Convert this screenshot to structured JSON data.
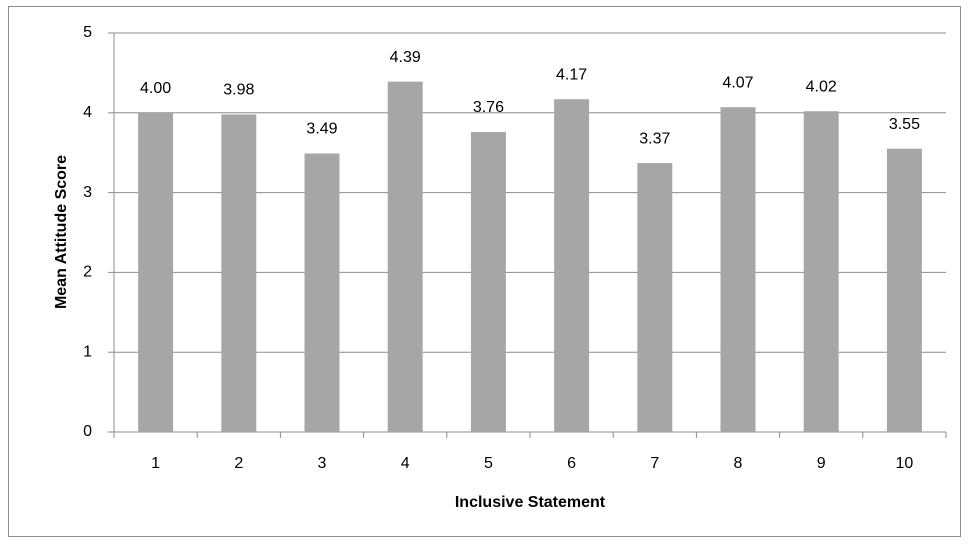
{
  "chart_data": {
    "type": "bar",
    "categories": [
      "1",
      "2",
      "3",
      "4",
      "5",
      "6",
      "7",
      "8",
      "9",
      "10"
    ],
    "values": [
      4.0,
      3.98,
      3.49,
      4.39,
      3.76,
      4.17,
      3.37,
      4.07,
      4.02,
      3.55
    ],
    "value_labels": [
      "4.00",
      "3.98",
      "3.49",
      "4.39",
      "3.76",
      "4.17",
      "3.37",
      "4.07",
      "4.02",
      "3.55"
    ],
    "color": "#a6a6a6",
    "x_label": "Inclusive Statement",
    "y_label": "Mean Attitude Score",
    "ylim": [
      0,
      5
    ],
    "yticks": [
      0,
      1,
      2,
      3,
      4,
      5
    ],
    "grid": true
  }
}
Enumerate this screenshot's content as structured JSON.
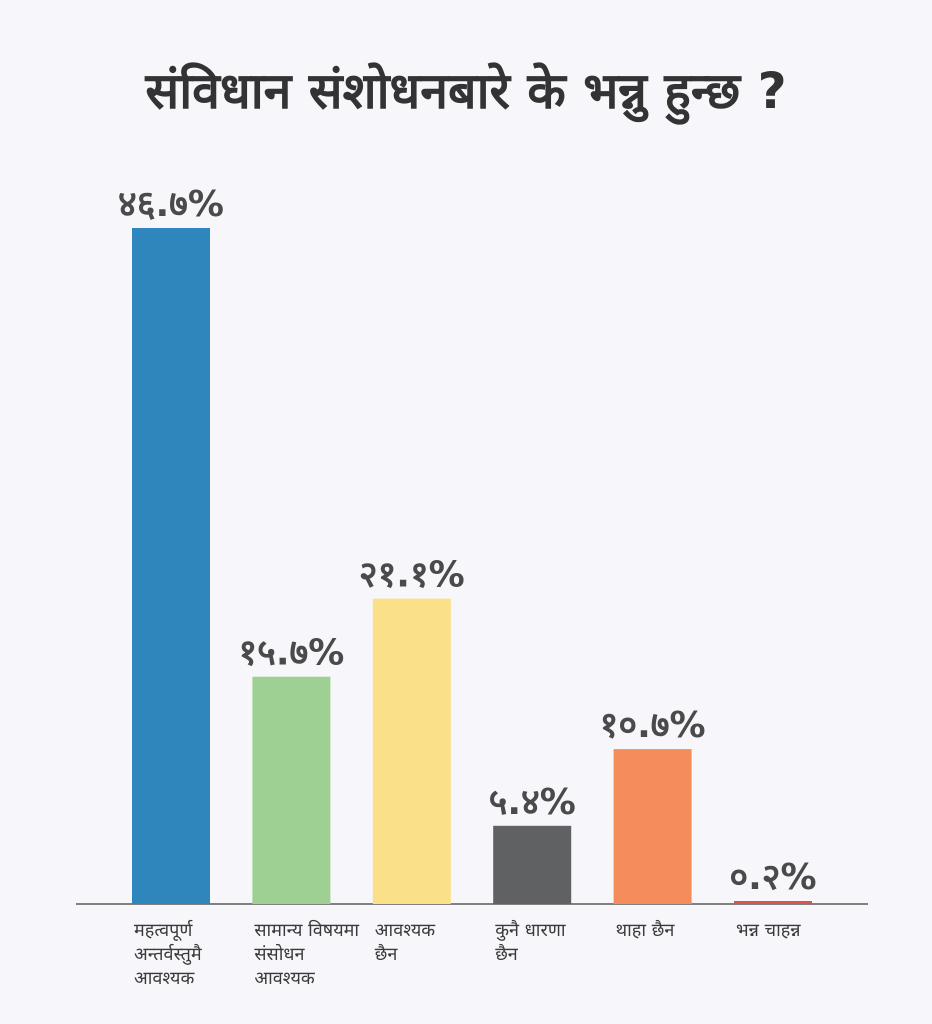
{
  "chart_data": {
    "type": "bar",
    "title": "संविधान संशोधनबारे के भन्नु हुन्छ ?",
    "xlabel": "",
    "ylabel": "",
    "ylim": [
      0,
      46.7
    ],
    "grid": false,
    "categories": [
      [
        "महत्वपूर्ण",
        "अन्तर्वस्तुमै",
        "आवश्यक"
      ],
      [
        "सामान्य विषयमा",
        "संसोधन",
        "आवश्यक"
      ],
      [
        "आवश्यक",
        "छैन"
      ],
      [
        "कुनै धारणा",
        "छैन"
      ],
      [
        "थाहा छैन"
      ],
      [
        "भन्न चाहन्न"
      ]
    ],
    "values": [
      46.7,
      15.7,
      21.1,
      5.4,
      10.7,
      0.2
    ],
    "value_labels": [
      "४६.७%",
      "१५.७%",
      "२१.१%",
      "५.४%",
      "१०.७%",
      "०.२%"
    ],
    "colors": [
      "#2e86bd",
      "#9dd092",
      "#fbe08a",
      "#606163",
      "#f48c5c",
      "#d9534f"
    ]
  }
}
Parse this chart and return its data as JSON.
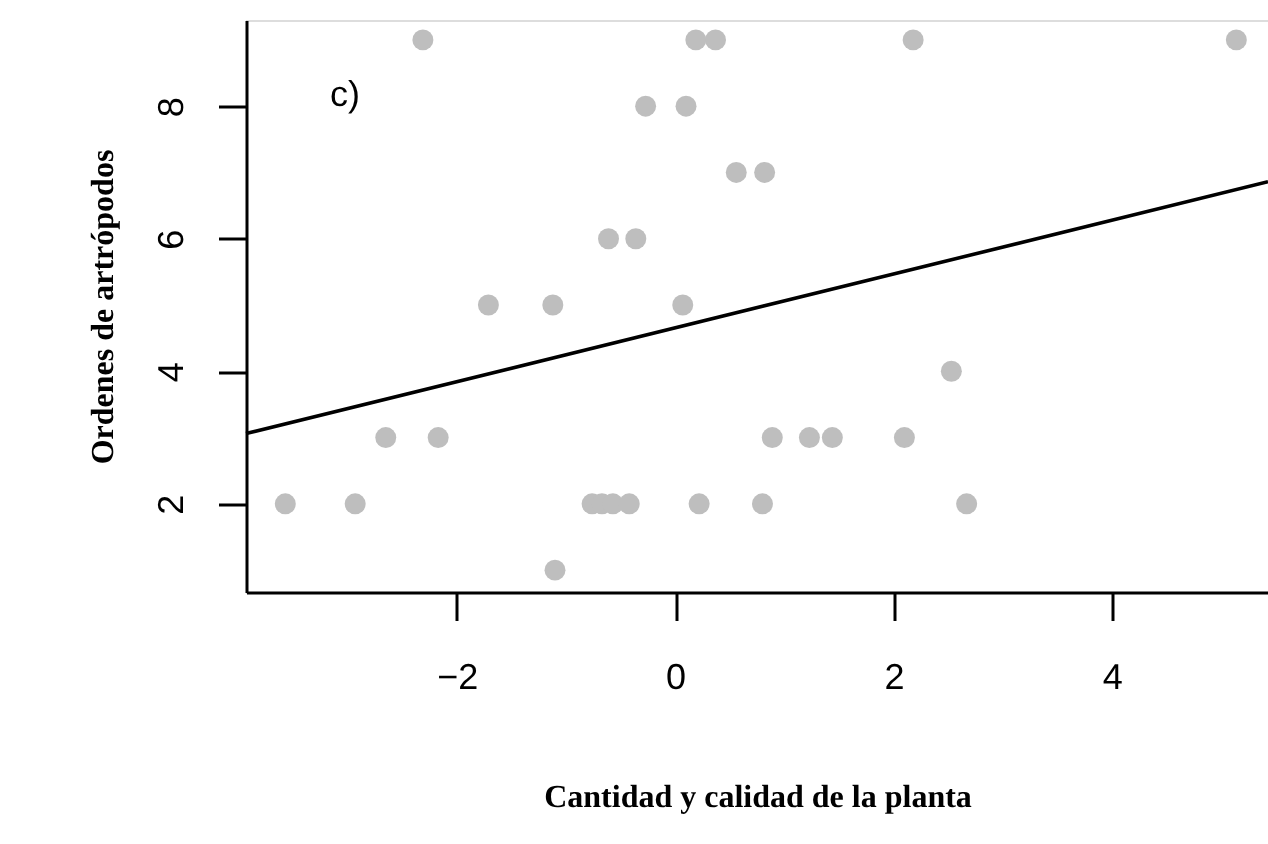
{
  "chart_data": {
    "type": "scatter",
    "xlabel": "Cantidad y calidad de la planta",
    "ylabel": "Ordenes de artrópodos",
    "annotations": [
      "c)"
    ],
    "xlim": [
      -3.93,
      5.43
    ],
    "ylim": [
      0.67,
      9.3
    ],
    "xticks": [
      -2,
      0,
      2,
      4
    ],
    "yticks": [
      2,
      4,
      6,
      8
    ],
    "grid": false,
    "marker": "circle",
    "series": [
      {
        "type": "scatter",
        "color": "#bebebe",
        "x": [
          -2.31,
          0.19,
          0.37,
          2.18,
          5.14,
          -0.27,
          0.1,
          0.56,
          0.82,
          -0.61,
          -0.36,
          -1.71,
          -1.12,
          0.07,
          2.53,
          -2.65,
          -2.17,
          0.89,
          1.23,
          1.44,
          2.1,
          -3.57,
          -2.93,
          -0.76,
          -0.67,
          -0.57,
          -0.42,
          0.22,
          0.8,
          2.67,
          -1.1
        ],
        "values": [
          9,
          9,
          9,
          9,
          9,
          8,
          8,
          7,
          7,
          6,
          6,
          5,
          5,
          5,
          4,
          3,
          3,
          3,
          3,
          3,
          3,
          2,
          2,
          2,
          2,
          2,
          2,
          2,
          2,
          2,
          1
        ]
      },
      {
        "type": "line",
        "color": "#000000",
        "line_style": "solid",
        "marker": "none",
        "x": [
          -3.93,
          5.43
        ],
        "values": [
          3.06,
          6.86
        ]
      }
    ]
  }
}
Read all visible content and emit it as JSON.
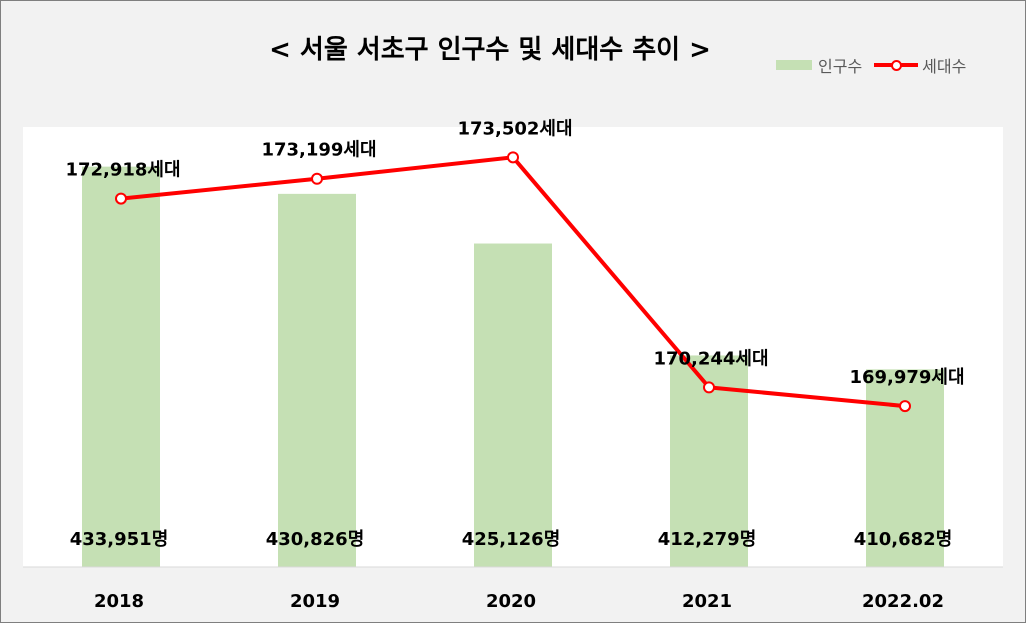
{
  "title": "< 서울 서초구 인구수 및 세대수 추이 >",
  "legend": {
    "population": "인구수",
    "households": "세대수"
  },
  "colors": {
    "bar": "#c5e0b4",
    "line": "#ff0000",
    "background": "#f2f2f2",
    "plot": "#ffffff"
  },
  "chart_data": {
    "type": "bar",
    "title": "< 서울 서초구 인구수 및 세대수 추이 >",
    "categories": [
      "2018",
      "2019",
      "2020",
      "2021",
      "2022.02"
    ],
    "series": [
      {
        "name": "인구수",
        "type": "bar",
        "values": [
          433951,
          430826,
          425126,
          412279,
          410682
        ],
        "labels": [
          "433,951명",
          "430,826명",
          "425,126명",
          "412,279명",
          "410,682명"
        ]
      },
      {
        "name": "세대수",
        "type": "line",
        "values": [
          172918,
          173199,
          173502,
          170244,
          169979
        ],
        "labels": [
          "172,918세대",
          "173,199세대",
          "173,502세대",
          "170,244세대",
          "169,979세대"
        ]
      }
    ],
    "xlabel": "",
    "ylabel": "",
    "grid": false,
    "legend_position": "top-right"
  }
}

| Work to do |
Except for the pictures, copy every line of the records above exactly.

| Task solution |
Convert this screenshot to structured JSON data.
{
  "chart_data": {
    "type": "bar",
    "categories": [
      "1",
      "2",
      "3",
      "4",
      "5",
      "6",
      "7",
      "8",
      "9",
      "10"
    ],
    "values": [
      4.0,
      3.98,
      3.49,
      4.39,
      3.76,
      4.17,
      3.37,
      4.07,
      4.02,
      3.55
    ],
    "value_labels": [
      "4.00",
      "3.98",
      "3.49",
      "4.39",
      "3.76",
      "4.17",
      "3.37",
      "4.07",
      "4.02",
      "3.55"
    ],
    "color": "#a6a6a6",
    "x_label": "Inclusive Statement",
    "y_label": "Mean Attitude Score",
    "ylim": [
      0,
      5
    ],
    "yticks": [
      0,
      1,
      2,
      3,
      4,
      5
    ],
    "grid": true
  }
}
Enumerate this screenshot's content as structured JSON.
{
  "chart_data": {
    "type": "bar",
    "title": "संविधान संशोधनबारे के भन्नु हुन्छ ?",
    "xlabel": "",
    "ylabel": "",
    "ylim": [
      0,
      46.7
    ],
    "grid": false,
    "categories": [
      [
        "महत्वपूर्ण",
        "अन्तर्वस्तुमै",
        "आवश्यक"
      ],
      [
        "सामान्य विषयमा",
        "संसोधन",
        "आवश्यक"
      ],
      [
        "आवश्यक",
        "छैन"
      ],
      [
        "कुनै धारणा",
        "छैन"
      ],
      [
        "थाहा छैन"
      ],
      [
        "भन्न चाहन्न"
      ]
    ],
    "values": [
      46.7,
      15.7,
      21.1,
      5.4,
      10.7,
      0.2
    ],
    "value_labels": [
      "४६.७%",
      "१५.७%",
      "२१.१%",
      "५.४%",
      "१०.७%",
      "०.२%"
    ],
    "colors": [
      "#2e86bd",
      "#9dd092",
      "#fbe08a",
      "#606163",
      "#f48c5c",
      "#d9534f"
    ]
  }
}
Parse this chart and return its data as JSON.
{
  "chart_data": {
    "type": "scatter",
    "xlabel": "Cantidad y calidad de la planta",
    "ylabel": "Ordenes de artrópodos",
    "annotations": [
      "c)"
    ],
    "xlim": [
      -3.93,
      5.43
    ],
    "ylim": [
      0.67,
      9.3
    ],
    "xticks": [
      -2,
      0,
      2,
      4
    ],
    "yticks": [
      2,
      4,
      6,
      8
    ],
    "grid": false,
    "marker": "circle",
    "series": [
      {
        "type": "scatter",
        "color": "#bebebe",
        "x": [
          -2.31,
          0.19,
          0.37,
          2.18,
          5.14,
          -0.27,
          0.1,
          0.56,
          0.82,
          -0.61,
          -0.36,
          -1.71,
          -1.12,
          0.07,
          2.53,
          -2.65,
          -2.17,
          0.89,
          1.23,
          1.44,
          2.1,
          -3.57,
          -2.93,
          -0.76,
          -0.67,
          -0.57,
          -0.42,
          0.22,
          0.8,
          2.67,
          -1.1
        ],
        "values": [
          9,
          9,
          9,
          9,
          9,
          8,
          8,
          7,
          7,
          6,
          6,
          5,
          5,
          5,
          4,
          3,
          3,
          3,
          3,
          3,
          3,
          2,
          2,
          2,
          2,
          2,
          2,
          2,
          2,
          2,
          1
        ]
      },
      {
        "type": "line",
        "color": "#000000",
        "line_style": "solid",
        "marker": "none",
        "x": [
          -3.93,
          5.43
        ],
        "values": [
          3.06,
          6.86
        ]
      }
    ]
  }
}
Read all visible content and emit it as JSON.
{
  "title": "< 서울 서초구 인구수 및 세대수 추이 >",
  "legend": {
    "population": "인구수",
    "households": "세대수"
  },
  "colors": {
    "bar": "#c5e0b4",
    "line": "#ff0000",
    "background": "#f2f2f2",
    "plot": "#ffffff"
  },
  "chart_data": {
    "type": "bar",
    "title": "< 서울 서초구 인구수 및 세대수 추이 >",
    "categories": [
      "2018",
      "2019",
      "2020",
      "2021",
      "2022.02"
    ],
    "series": [
      {
        "name": "인구수",
        "type": "bar",
        "values": [
          433951,
          430826,
          425126,
          412279,
          410682
        ],
        "labels": [
          "433,951명",
          "430,826명",
          "425,126명",
          "412,279명",
          "410,682명"
        ]
      },
      {
        "name": "세대수",
        "type": "line",
        "values": [
          172918,
          173199,
          173502,
          170244,
          169979
        ],
        "labels": [
          "172,918세대",
          "173,199세대",
          "173,502세대",
          "170,244세대",
          "169,979세대"
        ]
      }
    ],
    "xlabel": "",
    "ylabel": "",
    "grid": false,
    "legend_position": "top-right"
  }
}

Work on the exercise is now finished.